■ **Written exercise A**
In the listing, render the lines from the line with "UI element localization: list" to the line with "toc-heading: 3.-Torsión. <box>113" as a numbered list, leaving out blank lines and pictures.

The opinion of the court was delivered by: John G. Koeltl, District Judge:
MEMORANDUM OPINION AND ORDER
The petitioner has moved for a stay of his petition for habeas corpus so that he may exhaust various claims in state court.
The Court may stay a habeas petition to allow for exhaustion of claims in state court if the petitioner can demonstrate that: (1) good cause exists for failing to exhaust the claims previously, (2) the claims are potentially meritorious, and (3) the petitioner did not intentionally engage in dilatory litigation tactics. See Rhines v. Weber, 544 U.S. 269, 277-78 (2005); Vasquez v. Parrott, 397 F. Supp. 2d 452, 464 (S.D.N.Y. 2005).
Shortly after the motion for a stay was filed, the petitioner sent to the Court a recently-filed state court petition, pursuant to New York Criminal Procedure Law § 440.10 (the "§ 440.10 Petition"), to vacate the state criminal conviction that is the subject of his original petition before this Court. The § 440.10 Petition contains the following claims: (1) that the prosecutor knowingly allowed false testimony at the petitioner's 2007 trial; (2) that the prosecutor withheld exculpatory evidence the disclosure of which was required pursuant to Brady v. Maryland, 373 U.S. 83 (1963); and (3) that the petitioner received ineffective assistance of counsel. See Petition Pursuant to N.Y. Crim. Proc. Law § 440.10, Perkins v. LaValley, No. 11 Civ. 3855, ECF No. 30 (S.D.N.Y. Feb. 7, 2012) ("§ 440.10 Petition"), at 10, 13, 18. The petitioner seeks to exhaust these claims in state Court before proceeding with his petition. See Motion for a Stay, Perkins v. LaValley, No. 11 Civ. 3855, ECF No. 27 (S.D.N.Y. Feb. 3, 2012). The original petition before this Court raised different claims, namely, (1) that the verdict was against the weight of the evidence; (2) that the consent to search the petitioner's home was invalid and that critical evidence therefore should have been suppressed; (3) that the state did not prove the physical injury element of the crime of robbery by legally sufficient evidence; and (4) that the sentence was excessive.
Under Rhines, it is the petitioner who has the burden of demonstrating "good cause" for his failure to exhaust previously any unexhausted claims. See, e.g., Ayuso v. LaValley, No. 12 Civ. 0932, 2012 WL 1531036, at *1 (E.D.N.Y. May 1, 2012). The "good cause" requirement "is not intended to impose the sort of strict and inflexible requirement that would 'trap the unwary pro se prisoner.'" Rhines, 544 U.S. at 279 (Stevens, J., concurring) (quoting Rose v. Lundy, 455 U.S. 509, 520 (1982)). The good cause requirement is not met in this case.

■ **Data excerpts**
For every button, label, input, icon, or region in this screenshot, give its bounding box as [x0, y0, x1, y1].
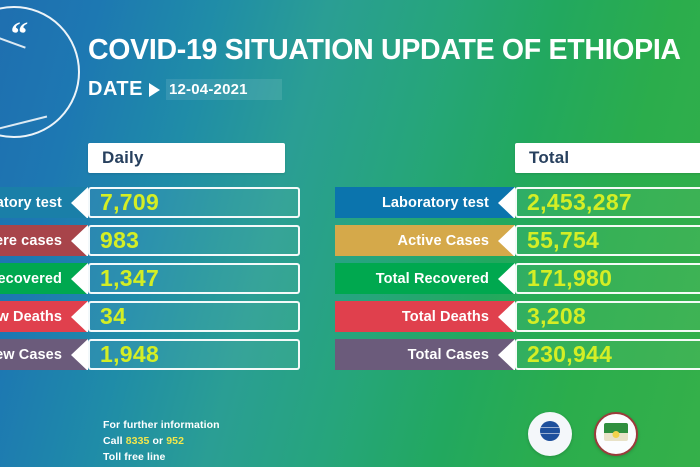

* * *

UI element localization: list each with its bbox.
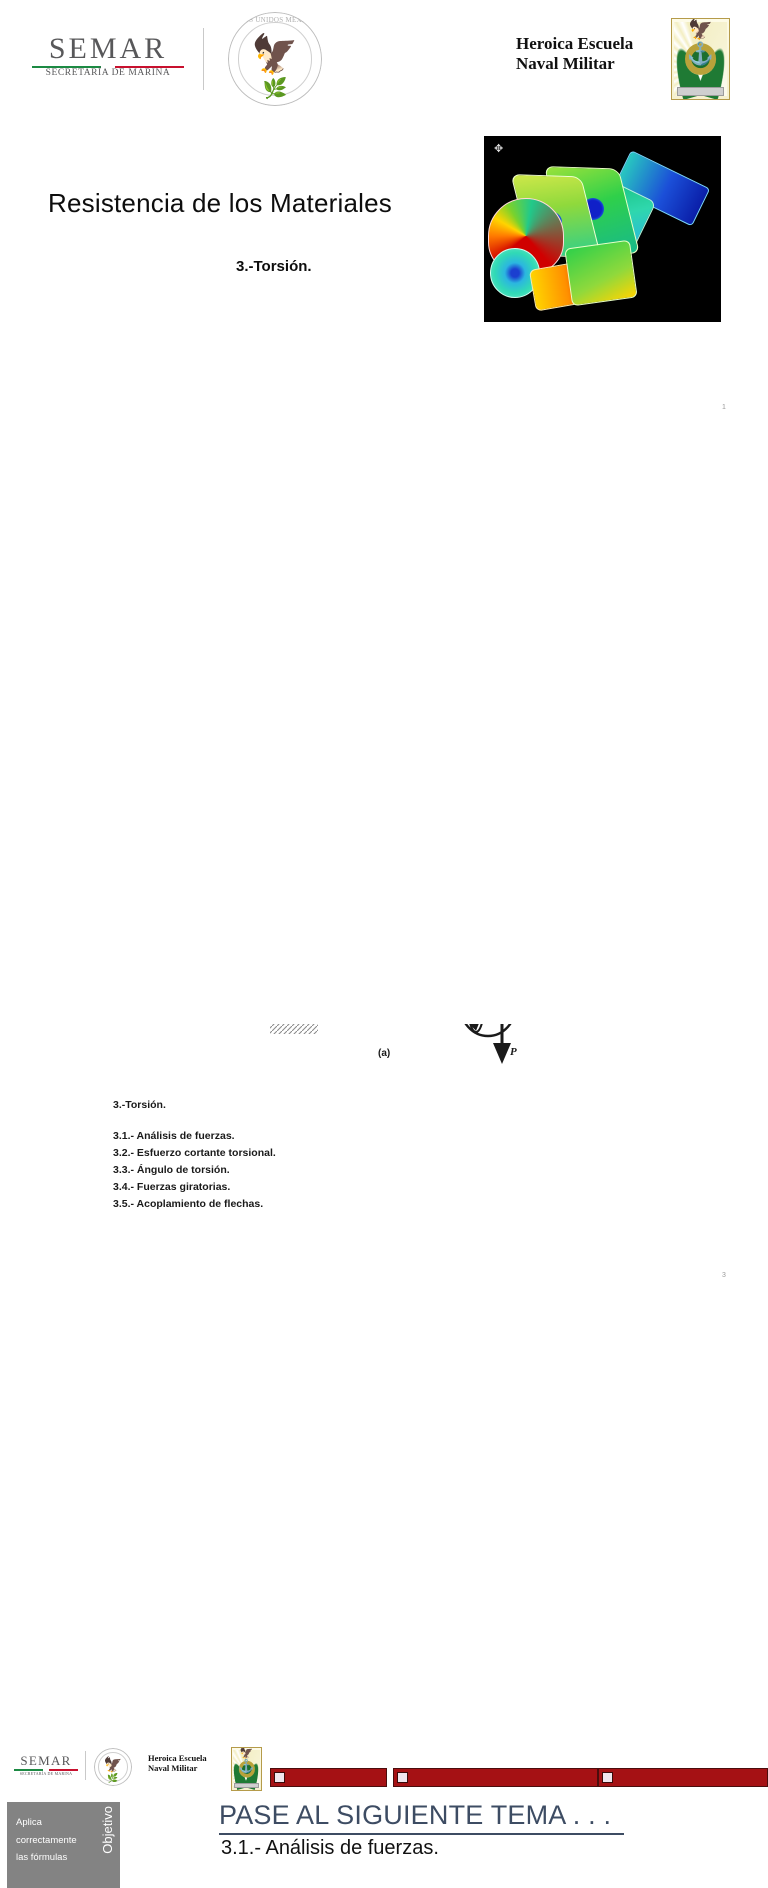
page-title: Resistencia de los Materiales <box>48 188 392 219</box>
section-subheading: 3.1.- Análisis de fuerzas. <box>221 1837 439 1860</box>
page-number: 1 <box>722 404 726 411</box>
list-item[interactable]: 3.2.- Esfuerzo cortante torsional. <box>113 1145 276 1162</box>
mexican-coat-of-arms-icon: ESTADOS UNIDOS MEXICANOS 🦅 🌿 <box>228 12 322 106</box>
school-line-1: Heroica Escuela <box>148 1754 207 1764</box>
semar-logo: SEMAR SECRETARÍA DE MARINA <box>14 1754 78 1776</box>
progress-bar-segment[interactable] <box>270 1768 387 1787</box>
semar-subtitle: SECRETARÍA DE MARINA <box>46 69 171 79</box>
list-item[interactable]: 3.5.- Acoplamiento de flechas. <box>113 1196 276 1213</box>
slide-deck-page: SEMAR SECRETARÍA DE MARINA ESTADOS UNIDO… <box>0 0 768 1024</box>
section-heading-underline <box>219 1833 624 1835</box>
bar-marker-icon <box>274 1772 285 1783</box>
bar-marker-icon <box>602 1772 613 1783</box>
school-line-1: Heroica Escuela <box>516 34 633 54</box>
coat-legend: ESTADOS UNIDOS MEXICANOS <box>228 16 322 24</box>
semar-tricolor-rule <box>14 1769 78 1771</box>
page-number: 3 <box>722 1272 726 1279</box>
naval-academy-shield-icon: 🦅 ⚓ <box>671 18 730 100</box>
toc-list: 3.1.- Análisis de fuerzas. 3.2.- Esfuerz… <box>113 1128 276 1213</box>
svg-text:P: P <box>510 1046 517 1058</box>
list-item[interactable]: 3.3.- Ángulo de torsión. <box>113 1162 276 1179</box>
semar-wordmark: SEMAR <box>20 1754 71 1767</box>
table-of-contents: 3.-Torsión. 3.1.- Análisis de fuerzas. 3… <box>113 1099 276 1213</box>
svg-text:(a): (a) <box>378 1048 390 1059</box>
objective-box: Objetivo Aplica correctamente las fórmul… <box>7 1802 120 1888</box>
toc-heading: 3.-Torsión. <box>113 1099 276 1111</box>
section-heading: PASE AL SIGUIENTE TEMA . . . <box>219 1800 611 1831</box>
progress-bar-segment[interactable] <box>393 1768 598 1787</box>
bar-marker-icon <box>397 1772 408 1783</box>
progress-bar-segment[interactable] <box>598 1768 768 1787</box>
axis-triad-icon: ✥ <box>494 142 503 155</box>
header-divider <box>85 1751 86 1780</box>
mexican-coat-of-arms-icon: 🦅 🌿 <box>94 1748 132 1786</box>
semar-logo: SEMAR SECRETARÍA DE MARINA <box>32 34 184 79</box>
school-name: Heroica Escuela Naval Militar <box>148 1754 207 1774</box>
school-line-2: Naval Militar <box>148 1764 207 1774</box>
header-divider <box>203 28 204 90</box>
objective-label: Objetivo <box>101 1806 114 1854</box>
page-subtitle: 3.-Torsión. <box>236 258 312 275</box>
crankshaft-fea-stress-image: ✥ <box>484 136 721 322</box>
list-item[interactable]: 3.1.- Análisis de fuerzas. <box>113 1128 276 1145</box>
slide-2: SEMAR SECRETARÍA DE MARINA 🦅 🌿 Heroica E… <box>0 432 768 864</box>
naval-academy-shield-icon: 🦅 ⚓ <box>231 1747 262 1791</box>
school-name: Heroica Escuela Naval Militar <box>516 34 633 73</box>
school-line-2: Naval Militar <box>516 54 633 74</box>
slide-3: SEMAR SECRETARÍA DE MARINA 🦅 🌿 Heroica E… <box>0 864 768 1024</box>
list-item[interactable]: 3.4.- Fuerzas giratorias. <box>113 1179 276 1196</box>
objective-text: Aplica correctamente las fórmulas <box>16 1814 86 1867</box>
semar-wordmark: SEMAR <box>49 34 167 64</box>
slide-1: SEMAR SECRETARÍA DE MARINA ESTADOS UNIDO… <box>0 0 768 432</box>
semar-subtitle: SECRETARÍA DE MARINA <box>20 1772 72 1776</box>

...

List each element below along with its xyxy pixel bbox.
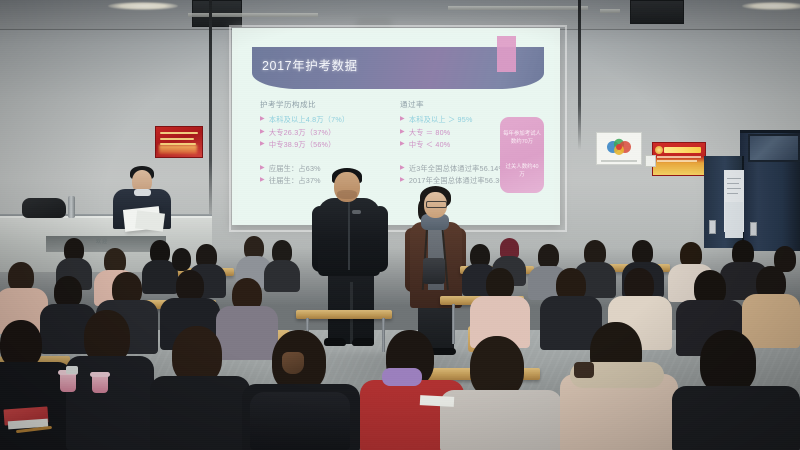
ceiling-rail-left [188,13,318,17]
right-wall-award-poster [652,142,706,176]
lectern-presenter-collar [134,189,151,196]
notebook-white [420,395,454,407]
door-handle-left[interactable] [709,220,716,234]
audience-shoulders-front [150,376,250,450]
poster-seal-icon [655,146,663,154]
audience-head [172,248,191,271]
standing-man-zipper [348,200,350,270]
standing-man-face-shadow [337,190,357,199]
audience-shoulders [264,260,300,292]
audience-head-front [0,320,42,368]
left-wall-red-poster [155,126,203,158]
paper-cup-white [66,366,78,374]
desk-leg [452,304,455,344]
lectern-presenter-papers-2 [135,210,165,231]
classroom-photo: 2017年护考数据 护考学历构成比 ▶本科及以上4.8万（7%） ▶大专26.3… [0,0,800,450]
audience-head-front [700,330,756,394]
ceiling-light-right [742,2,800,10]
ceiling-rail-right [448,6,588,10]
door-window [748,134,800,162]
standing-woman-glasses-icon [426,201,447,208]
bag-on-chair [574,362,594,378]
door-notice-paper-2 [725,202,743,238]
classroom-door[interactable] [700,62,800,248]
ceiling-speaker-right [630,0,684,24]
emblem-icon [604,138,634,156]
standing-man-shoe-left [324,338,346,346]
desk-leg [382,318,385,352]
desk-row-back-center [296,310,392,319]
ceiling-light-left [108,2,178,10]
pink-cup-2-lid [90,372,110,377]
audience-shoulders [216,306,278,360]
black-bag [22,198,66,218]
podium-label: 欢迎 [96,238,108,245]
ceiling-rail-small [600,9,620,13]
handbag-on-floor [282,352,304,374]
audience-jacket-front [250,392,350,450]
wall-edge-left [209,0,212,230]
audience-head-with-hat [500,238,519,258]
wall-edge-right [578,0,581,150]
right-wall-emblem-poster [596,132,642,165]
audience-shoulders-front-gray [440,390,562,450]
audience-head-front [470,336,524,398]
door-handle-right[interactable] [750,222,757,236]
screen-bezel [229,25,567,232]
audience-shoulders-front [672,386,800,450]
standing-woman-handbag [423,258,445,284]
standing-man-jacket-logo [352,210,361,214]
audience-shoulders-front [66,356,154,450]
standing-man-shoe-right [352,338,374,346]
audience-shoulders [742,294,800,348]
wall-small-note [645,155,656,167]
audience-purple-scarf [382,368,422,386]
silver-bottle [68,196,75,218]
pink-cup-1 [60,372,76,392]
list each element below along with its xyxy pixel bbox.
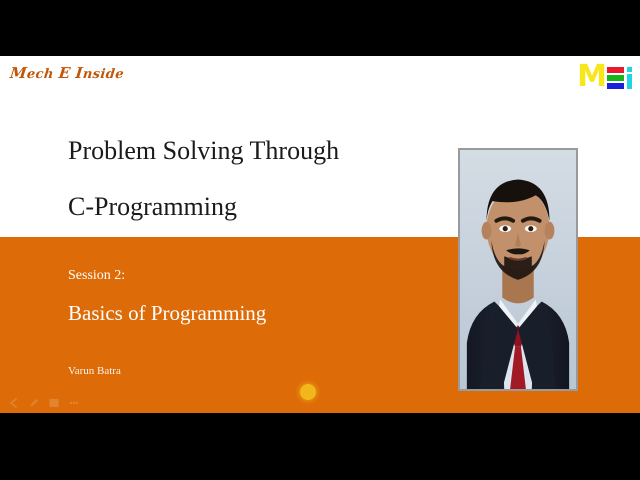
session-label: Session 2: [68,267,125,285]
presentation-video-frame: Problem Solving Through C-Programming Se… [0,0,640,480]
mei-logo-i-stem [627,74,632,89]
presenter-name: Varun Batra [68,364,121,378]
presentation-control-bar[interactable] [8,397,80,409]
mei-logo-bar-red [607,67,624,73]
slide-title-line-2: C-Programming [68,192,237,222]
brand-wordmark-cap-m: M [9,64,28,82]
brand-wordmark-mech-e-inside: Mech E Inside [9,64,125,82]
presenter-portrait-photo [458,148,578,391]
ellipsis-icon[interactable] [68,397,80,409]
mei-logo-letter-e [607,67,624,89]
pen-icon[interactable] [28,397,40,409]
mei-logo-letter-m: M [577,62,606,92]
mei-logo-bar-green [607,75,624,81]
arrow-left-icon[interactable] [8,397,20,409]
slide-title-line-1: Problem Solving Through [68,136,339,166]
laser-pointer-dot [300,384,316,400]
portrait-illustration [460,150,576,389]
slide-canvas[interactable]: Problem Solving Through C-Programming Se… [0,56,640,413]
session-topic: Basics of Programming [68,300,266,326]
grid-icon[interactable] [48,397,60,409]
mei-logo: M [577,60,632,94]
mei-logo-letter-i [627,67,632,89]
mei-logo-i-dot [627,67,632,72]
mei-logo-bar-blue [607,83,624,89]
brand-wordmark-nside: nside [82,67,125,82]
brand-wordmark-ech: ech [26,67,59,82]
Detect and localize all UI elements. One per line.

■ **Written exercise B**
According to the habeas corpus opinion, are these statements accurate? (i) The § 440.10 Petition includes a claim of ineffective assistance of counsel. (ii) The original petition before the Court included a claim that the prosecutor withheld exculpatory evidence. (iii) The Court finds that the good cause requirement is satisfied.

■ **Finished answer A**
1. UI element localization: list each with its bbox.
2. page-title: Resistencia de los Materiales <box>48 188 392 219</box>
3. section-subheading: 3.1.- Análisis de fuerzas. <box>221 1837 439 1860</box>
4. page-number: 1 <box>722 404 726 411</box>
5. list-item[interactable]: 3.2.- Esfuerzo cortante torsional. <box>113 1145 276 1162</box>
6. mexican-coat-of-arms-icon: ESTADOS UNIDOS MEXICANOS 🦅 🌿 <box>228 12 322 106</box>
7. school-line-1: Heroica Escuela <box>148 1754 207 1764</box>
8. semar-logo: SEMAR SECRETARÍA DE MARINA <box>14 1754 78 1776</box>
9. progress-bar-segment[interactable] <box>270 1768 387 1787</box>
10. semar-subtitle: SECRETARÍA DE MARINA <box>46 69 171 79</box>
11. list-item[interactable]: 3.5.- Acoplamiento de flechas. <box>113 1196 276 1213</box>
12. slide-deck-page: SEMAR SECRETARÍA DE MARINA ESTADOS UNIDO… <box>0 0 768 1024</box>
13. section-heading-underline <box>219 1833 624 1835</box>
14. bar-marker-icon <box>274 1772 285 1783</box>
15. bar-marker-icon <box>602 1772 613 1783</box>
16. school-line-1: Heroica Escuela <box>516 34 633 54</box>
17. coat-legend: ESTADOS UNIDOS MEXICANOS <box>228 16 322 24</box>
18. semar-tricolor-rule <box>14 1769 78 1771</box>
19. page-number: 3 <box>722 1272 726 1279</box>
20. naval-academy-shield-icon: 🦅 ⚓ <box>671 18 730 100</box>
21. toc-list: 3.1.- Análisis de fuerzas. 3.2.- Esfuerz… <box>113 1128 276 1213</box>
22. svg-text:P: P <box>510 1046 517 1058</box>
23. list-item[interactable]: 3.3.- Ángulo de torsión. <box>113 1162 276 1179</box>
24. semar-wordmark: SEMAR <box>20 1754 71 1767</box>
25. table-of-contents: 3.-Torsión. 3.1.- Análisis de fuerzas. 3… <box>113 1099 276 1213</box>
26. svg-text:(a): (a) <box>378 1048 390 1059</box>
27. objective-box: Objetivo Aplica correctamente las fórmul… <box>7 1802 120 1888</box>
28. toc-heading: 3.-Torsión. <box>113 1099 276 1111</box>

■ **Finished answer B**
(i) Yes: "(3) that the petitioner received ineffective assistance of counsel."
(ii) No: "The original petition before this Court raised different claims, namely, (1) that the verdict was against the weight of the evidence; (2) that the consent to search the petitioner's home was invalid and that critical evidence therefore should have been suppressed; (3) that the state did not prove the physical injury element of the crime of robbery by legally sufficient evidence; and (4) that the sentence was excessive."
(iii) No: "The good cause requirement is not met in this case."